Task prompt
Count the lines below that contain the word "Factual", and reply with that number alone.
——————————
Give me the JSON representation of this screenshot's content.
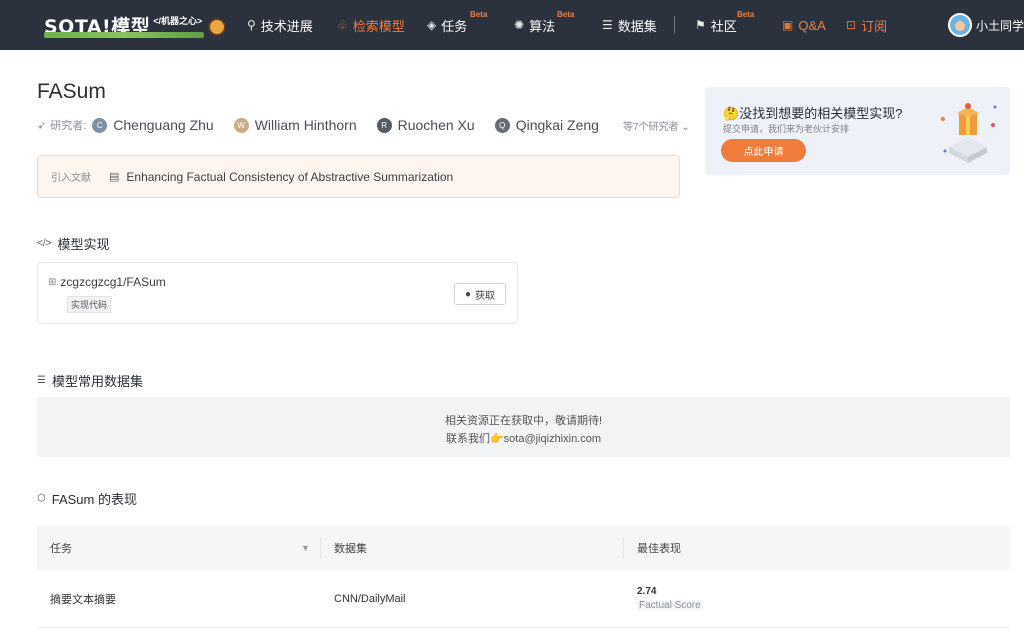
{
  "nav": {
    "logo_text": "SOTA!模型",
    "logo_sub": "</机器之心>",
    "items": [
      {
        "label": "技术进展",
        "icon": "rocket-icon"
      },
      {
        "label": "检索模型",
        "icon": "model-icon"
      },
      {
        "label": "任务",
        "icon": "layers-icon",
        "badge": "Beta"
      },
      {
        "label": "算法",
        "icon": "algorithm-icon",
        "badge": "Beta"
      },
      {
        "label": "数据集",
        "icon": "database-icon"
      },
      {
        "label": "社区",
        "icon": "flag-icon",
        "badge": "Beta"
      },
      {
        "label": "Q&A",
        "icon": "qa-icon"
      },
      {
        "label": "订阅",
        "icon": "bookmark-icon"
      }
    ],
    "user_name": "小土同学"
  },
  "model": {
    "title": "FASum",
    "authors_label": "研究者:",
    "authors": [
      {
        "initial": "C",
        "name": "Chenguang Zhu",
        "color": "#7d8fa3"
      },
      {
        "initial": "W",
        "name": "William Hinthorn",
        "color": "#c9ab86"
      },
      {
        "initial": "R",
        "name": "Ruochen Xu",
        "color": "#555b63"
      },
      {
        "initial": "Q",
        "name": "Qingkai Zeng",
        "color": "#666b73"
      }
    ],
    "authors_more": "等7个研究者",
    "ref_label": "引入文献",
    "ref_text": "Enhancing Factual Consistency of Abstractive Summarization"
  },
  "promo": {
    "title": "没找到想要的相关模型实现?",
    "subtitle": "提交申请，我们来为老伙计安排",
    "button": "点此申请"
  },
  "impl": {
    "section_title": "模型实现",
    "repo": "zcgzcgzcg1/FASum",
    "tag": "实现代码",
    "get_button": "获取"
  },
  "datasets": {
    "section_title": "模型常用数据集",
    "line1": "相关资源正在获取中，敬请期待!",
    "line2_prefix": "联系我们",
    "email": "sota@jiqizhixin.com"
  },
  "performance": {
    "section_title": "FASum 的表现",
    "columns": [
      "任务",
      "数据集",
      "最佳表现"
    ],
    "rows": [
      {
        "task": "摘要文本摘要",
        "dataset": "CNN/DailyMail",
        "score": "2.74",
        "metric": "Factual Score"
      }
    ]
  },
  "colors": {
    "nav_bg": "#2c323d",
    "accent": "#f07c3c"
  }
}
——————————
The output
2